_Task requirements_. Scan the records for the string "model"; copy each line where it occurs.

_The input_.
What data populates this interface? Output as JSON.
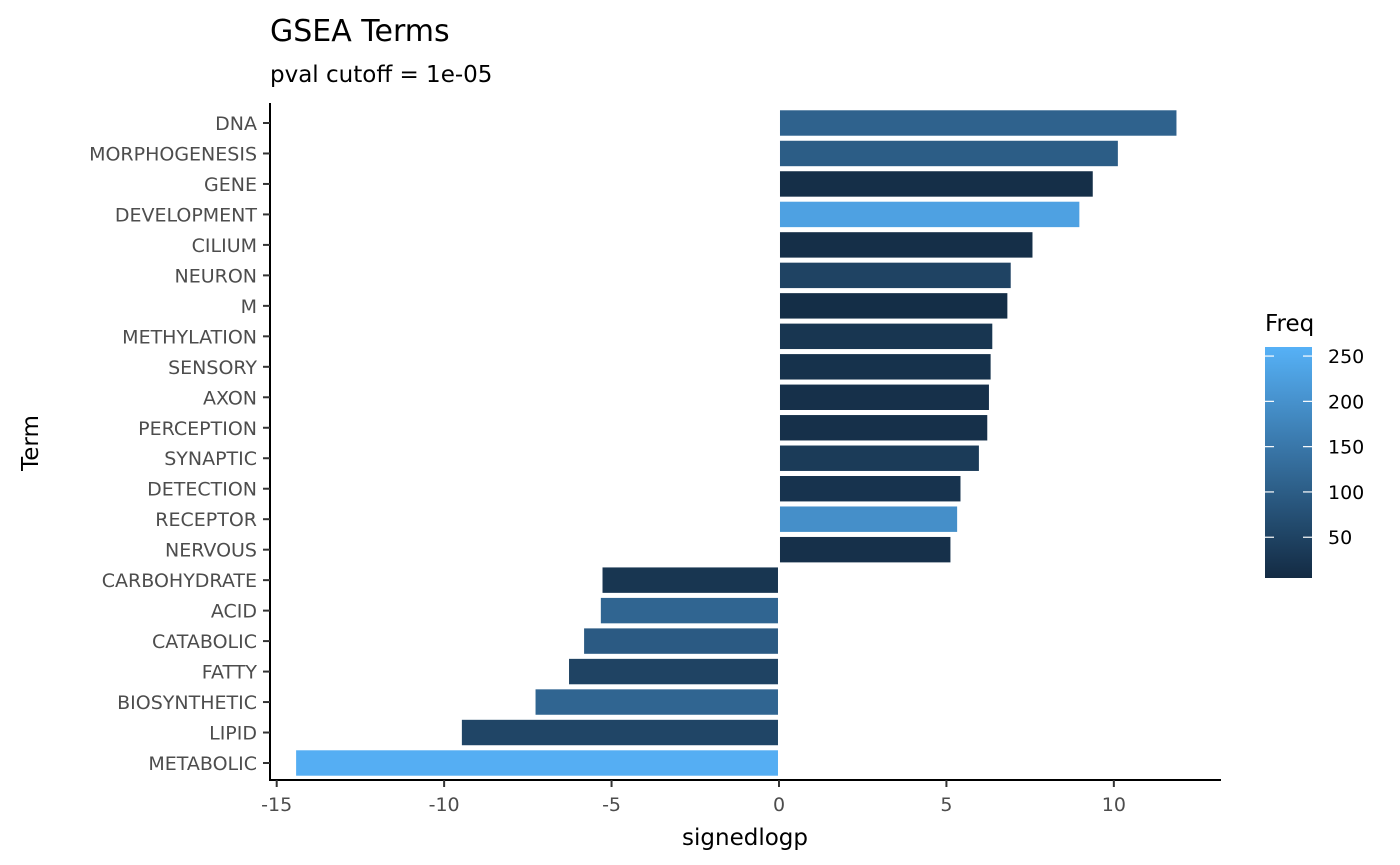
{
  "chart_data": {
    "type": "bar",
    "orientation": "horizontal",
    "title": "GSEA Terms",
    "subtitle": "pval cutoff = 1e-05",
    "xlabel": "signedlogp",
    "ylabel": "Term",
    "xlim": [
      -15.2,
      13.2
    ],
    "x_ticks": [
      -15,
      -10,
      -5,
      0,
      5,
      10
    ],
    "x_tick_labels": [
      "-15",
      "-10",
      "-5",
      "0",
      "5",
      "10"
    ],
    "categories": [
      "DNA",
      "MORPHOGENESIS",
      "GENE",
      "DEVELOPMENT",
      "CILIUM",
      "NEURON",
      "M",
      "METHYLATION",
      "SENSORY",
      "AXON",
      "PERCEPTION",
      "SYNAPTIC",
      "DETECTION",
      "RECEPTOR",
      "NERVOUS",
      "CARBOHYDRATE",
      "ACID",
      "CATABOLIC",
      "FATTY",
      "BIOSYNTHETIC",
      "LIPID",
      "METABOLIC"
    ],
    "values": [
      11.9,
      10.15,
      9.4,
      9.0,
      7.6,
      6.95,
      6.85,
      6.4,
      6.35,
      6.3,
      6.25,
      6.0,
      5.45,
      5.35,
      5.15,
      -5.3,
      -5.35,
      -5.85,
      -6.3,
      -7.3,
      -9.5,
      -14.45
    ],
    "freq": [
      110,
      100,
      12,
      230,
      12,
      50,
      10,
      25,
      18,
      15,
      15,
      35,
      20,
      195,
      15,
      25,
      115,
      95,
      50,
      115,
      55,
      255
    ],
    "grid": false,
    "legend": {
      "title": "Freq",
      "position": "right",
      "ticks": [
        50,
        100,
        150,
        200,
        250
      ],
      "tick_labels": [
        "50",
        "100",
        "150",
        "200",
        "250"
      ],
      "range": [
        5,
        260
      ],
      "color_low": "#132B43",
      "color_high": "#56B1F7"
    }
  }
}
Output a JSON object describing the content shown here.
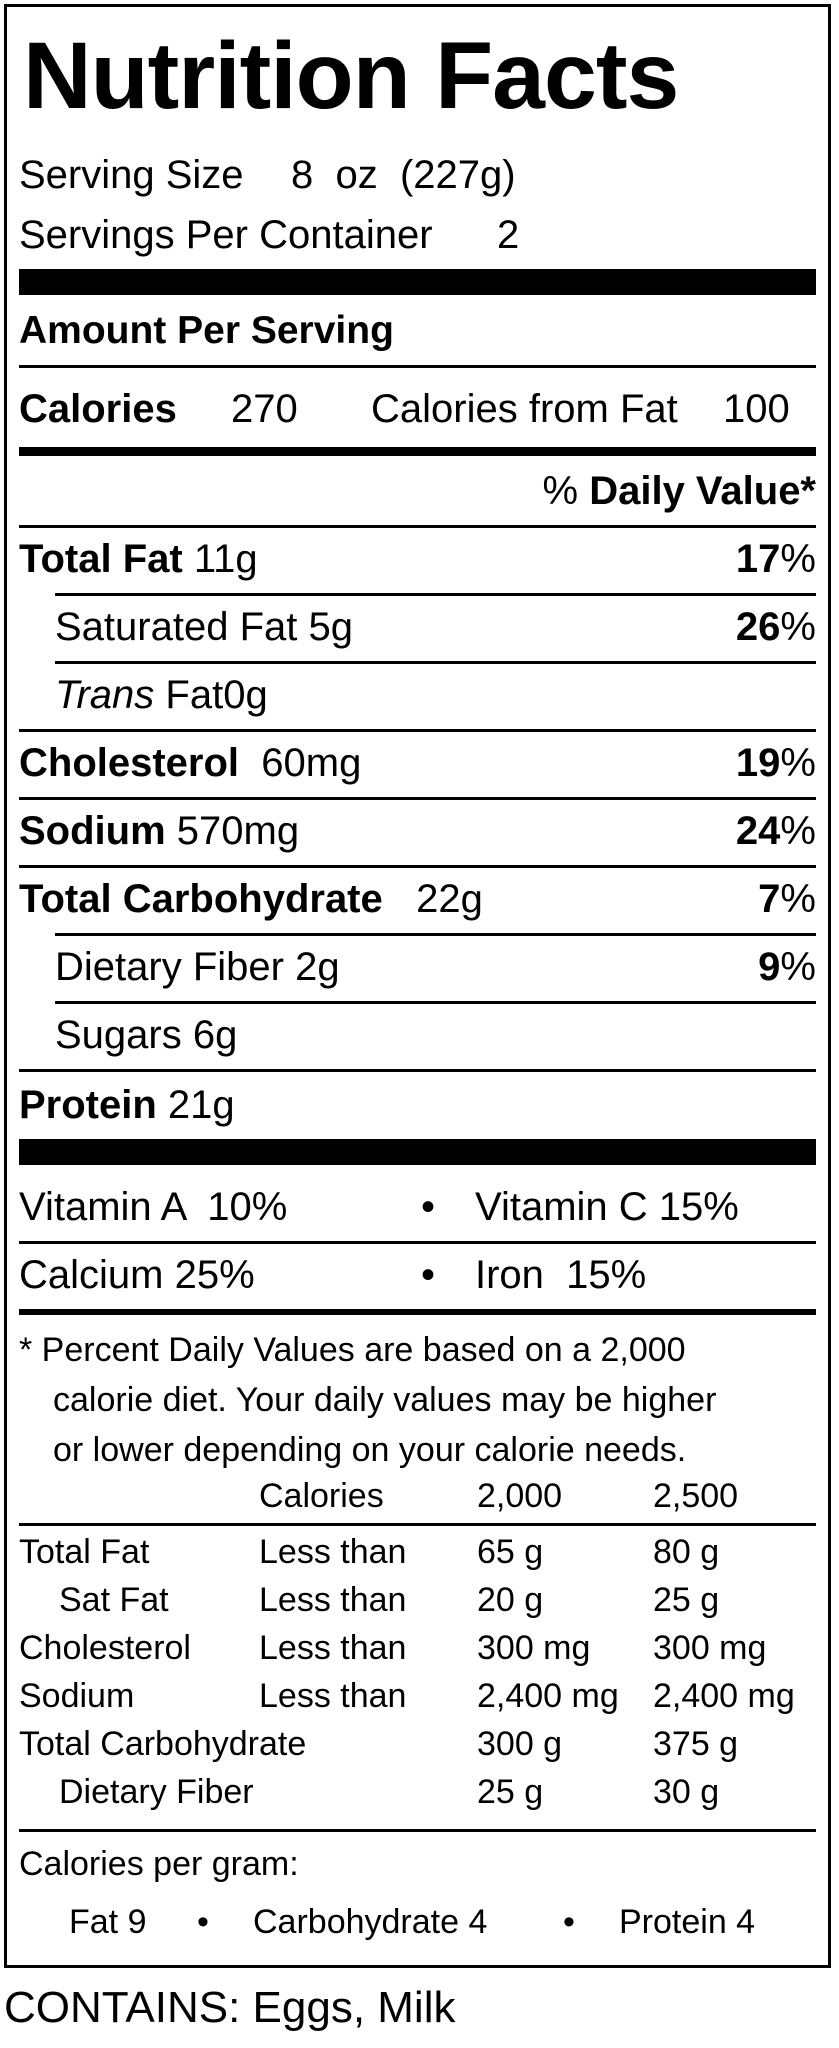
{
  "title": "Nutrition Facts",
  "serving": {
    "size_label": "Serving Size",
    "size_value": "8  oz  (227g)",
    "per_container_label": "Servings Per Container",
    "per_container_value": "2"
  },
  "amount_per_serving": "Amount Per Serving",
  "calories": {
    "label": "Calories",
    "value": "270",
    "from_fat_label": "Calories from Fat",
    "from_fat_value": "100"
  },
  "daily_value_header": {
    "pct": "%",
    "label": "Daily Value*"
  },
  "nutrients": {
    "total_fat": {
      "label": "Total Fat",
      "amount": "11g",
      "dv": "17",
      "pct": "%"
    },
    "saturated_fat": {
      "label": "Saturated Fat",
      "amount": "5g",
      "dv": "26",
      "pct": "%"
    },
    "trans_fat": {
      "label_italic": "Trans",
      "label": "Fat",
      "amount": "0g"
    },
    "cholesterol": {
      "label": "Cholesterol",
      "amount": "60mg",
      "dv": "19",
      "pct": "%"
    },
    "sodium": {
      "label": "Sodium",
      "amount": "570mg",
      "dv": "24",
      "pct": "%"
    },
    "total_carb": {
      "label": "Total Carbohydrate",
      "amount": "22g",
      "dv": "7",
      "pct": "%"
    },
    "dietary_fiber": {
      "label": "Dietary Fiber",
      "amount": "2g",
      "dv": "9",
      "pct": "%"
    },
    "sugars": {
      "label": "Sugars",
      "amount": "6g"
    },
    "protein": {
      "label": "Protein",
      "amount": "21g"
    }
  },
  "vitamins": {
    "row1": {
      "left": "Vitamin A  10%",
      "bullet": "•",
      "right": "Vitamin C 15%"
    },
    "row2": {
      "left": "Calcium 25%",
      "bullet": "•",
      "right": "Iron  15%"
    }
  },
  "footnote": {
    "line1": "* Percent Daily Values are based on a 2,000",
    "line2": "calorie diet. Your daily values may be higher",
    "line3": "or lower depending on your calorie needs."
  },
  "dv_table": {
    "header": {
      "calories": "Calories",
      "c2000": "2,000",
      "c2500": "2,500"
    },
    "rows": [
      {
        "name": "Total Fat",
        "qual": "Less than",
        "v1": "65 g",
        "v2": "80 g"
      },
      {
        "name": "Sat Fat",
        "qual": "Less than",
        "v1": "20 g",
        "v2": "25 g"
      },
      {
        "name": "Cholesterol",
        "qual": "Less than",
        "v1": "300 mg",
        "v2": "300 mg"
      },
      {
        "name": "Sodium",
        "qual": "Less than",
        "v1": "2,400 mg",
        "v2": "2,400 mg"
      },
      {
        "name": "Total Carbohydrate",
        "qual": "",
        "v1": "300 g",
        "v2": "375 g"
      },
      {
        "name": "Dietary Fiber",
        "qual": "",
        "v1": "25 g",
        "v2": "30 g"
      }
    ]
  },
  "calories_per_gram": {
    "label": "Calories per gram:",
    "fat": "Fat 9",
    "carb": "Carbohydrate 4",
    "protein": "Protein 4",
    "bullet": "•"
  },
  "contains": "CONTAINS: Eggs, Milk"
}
* * *
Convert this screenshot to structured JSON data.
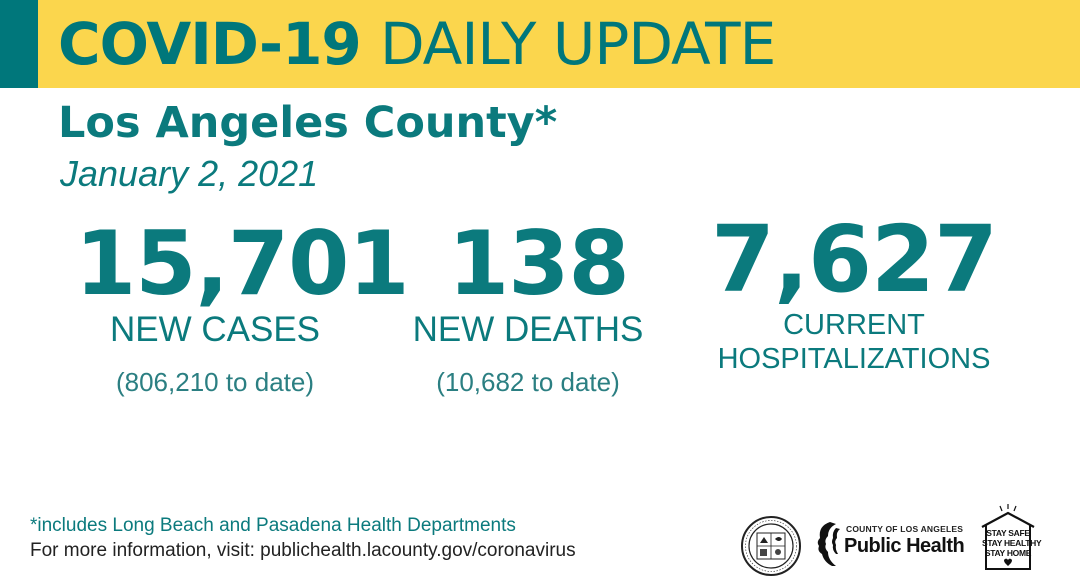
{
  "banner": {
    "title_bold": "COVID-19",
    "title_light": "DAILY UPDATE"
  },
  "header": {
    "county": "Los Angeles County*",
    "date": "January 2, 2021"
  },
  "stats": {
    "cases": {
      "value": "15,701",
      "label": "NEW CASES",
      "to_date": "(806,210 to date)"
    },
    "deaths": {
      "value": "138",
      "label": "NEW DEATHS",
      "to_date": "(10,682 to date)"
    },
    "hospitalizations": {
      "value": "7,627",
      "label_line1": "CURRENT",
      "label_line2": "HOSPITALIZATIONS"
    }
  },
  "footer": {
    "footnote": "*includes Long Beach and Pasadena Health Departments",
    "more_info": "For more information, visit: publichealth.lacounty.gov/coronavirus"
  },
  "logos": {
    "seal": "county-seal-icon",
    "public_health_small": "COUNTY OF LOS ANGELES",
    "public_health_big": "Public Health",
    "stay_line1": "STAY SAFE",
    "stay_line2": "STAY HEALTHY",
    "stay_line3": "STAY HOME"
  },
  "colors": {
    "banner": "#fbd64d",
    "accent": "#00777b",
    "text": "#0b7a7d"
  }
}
* * *
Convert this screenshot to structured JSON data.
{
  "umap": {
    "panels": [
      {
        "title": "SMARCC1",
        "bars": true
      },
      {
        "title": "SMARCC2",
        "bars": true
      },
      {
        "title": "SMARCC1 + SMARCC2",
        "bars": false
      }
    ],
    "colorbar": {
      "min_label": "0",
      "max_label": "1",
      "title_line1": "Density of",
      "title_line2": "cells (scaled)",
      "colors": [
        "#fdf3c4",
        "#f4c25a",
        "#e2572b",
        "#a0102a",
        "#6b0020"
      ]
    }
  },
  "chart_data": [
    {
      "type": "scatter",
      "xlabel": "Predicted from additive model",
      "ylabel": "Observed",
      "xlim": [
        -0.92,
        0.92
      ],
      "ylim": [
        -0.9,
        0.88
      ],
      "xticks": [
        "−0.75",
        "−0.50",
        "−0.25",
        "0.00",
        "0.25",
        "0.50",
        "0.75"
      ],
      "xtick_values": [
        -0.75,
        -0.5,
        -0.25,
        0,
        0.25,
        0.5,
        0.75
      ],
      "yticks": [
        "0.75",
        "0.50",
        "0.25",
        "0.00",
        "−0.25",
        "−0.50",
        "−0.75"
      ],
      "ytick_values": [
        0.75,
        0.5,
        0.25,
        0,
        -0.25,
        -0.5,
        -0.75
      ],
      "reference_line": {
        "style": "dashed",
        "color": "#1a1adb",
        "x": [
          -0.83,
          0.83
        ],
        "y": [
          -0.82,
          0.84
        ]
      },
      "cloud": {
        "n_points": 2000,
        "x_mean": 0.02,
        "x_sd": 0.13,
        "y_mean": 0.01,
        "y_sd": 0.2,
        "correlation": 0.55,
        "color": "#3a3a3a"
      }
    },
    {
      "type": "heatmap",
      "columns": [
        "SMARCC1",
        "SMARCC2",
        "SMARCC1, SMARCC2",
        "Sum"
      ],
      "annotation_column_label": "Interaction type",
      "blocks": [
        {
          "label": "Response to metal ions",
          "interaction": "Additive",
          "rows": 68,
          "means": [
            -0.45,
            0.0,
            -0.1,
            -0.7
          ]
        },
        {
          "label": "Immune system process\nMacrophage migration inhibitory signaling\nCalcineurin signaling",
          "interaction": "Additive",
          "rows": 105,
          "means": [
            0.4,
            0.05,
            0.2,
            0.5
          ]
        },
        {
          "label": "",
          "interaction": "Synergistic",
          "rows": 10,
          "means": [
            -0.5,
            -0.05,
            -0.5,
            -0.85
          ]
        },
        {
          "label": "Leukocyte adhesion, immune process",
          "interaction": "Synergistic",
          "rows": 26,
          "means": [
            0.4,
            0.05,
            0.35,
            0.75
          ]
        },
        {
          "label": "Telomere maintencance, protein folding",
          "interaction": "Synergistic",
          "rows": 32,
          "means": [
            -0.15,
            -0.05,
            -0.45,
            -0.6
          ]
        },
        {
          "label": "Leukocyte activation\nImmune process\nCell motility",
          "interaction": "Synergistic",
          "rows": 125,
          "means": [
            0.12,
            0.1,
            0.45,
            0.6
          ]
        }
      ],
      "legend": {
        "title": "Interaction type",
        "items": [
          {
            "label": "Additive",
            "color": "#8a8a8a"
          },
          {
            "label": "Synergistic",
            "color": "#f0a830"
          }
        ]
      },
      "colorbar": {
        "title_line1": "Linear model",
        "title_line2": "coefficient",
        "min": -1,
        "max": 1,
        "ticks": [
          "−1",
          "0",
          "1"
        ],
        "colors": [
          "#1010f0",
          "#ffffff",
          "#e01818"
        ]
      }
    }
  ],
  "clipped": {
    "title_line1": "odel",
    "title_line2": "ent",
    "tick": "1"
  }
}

_Answer to this problem_.
      "xlabel": "Predicted from additive model",
        "title_line1": "Linear model",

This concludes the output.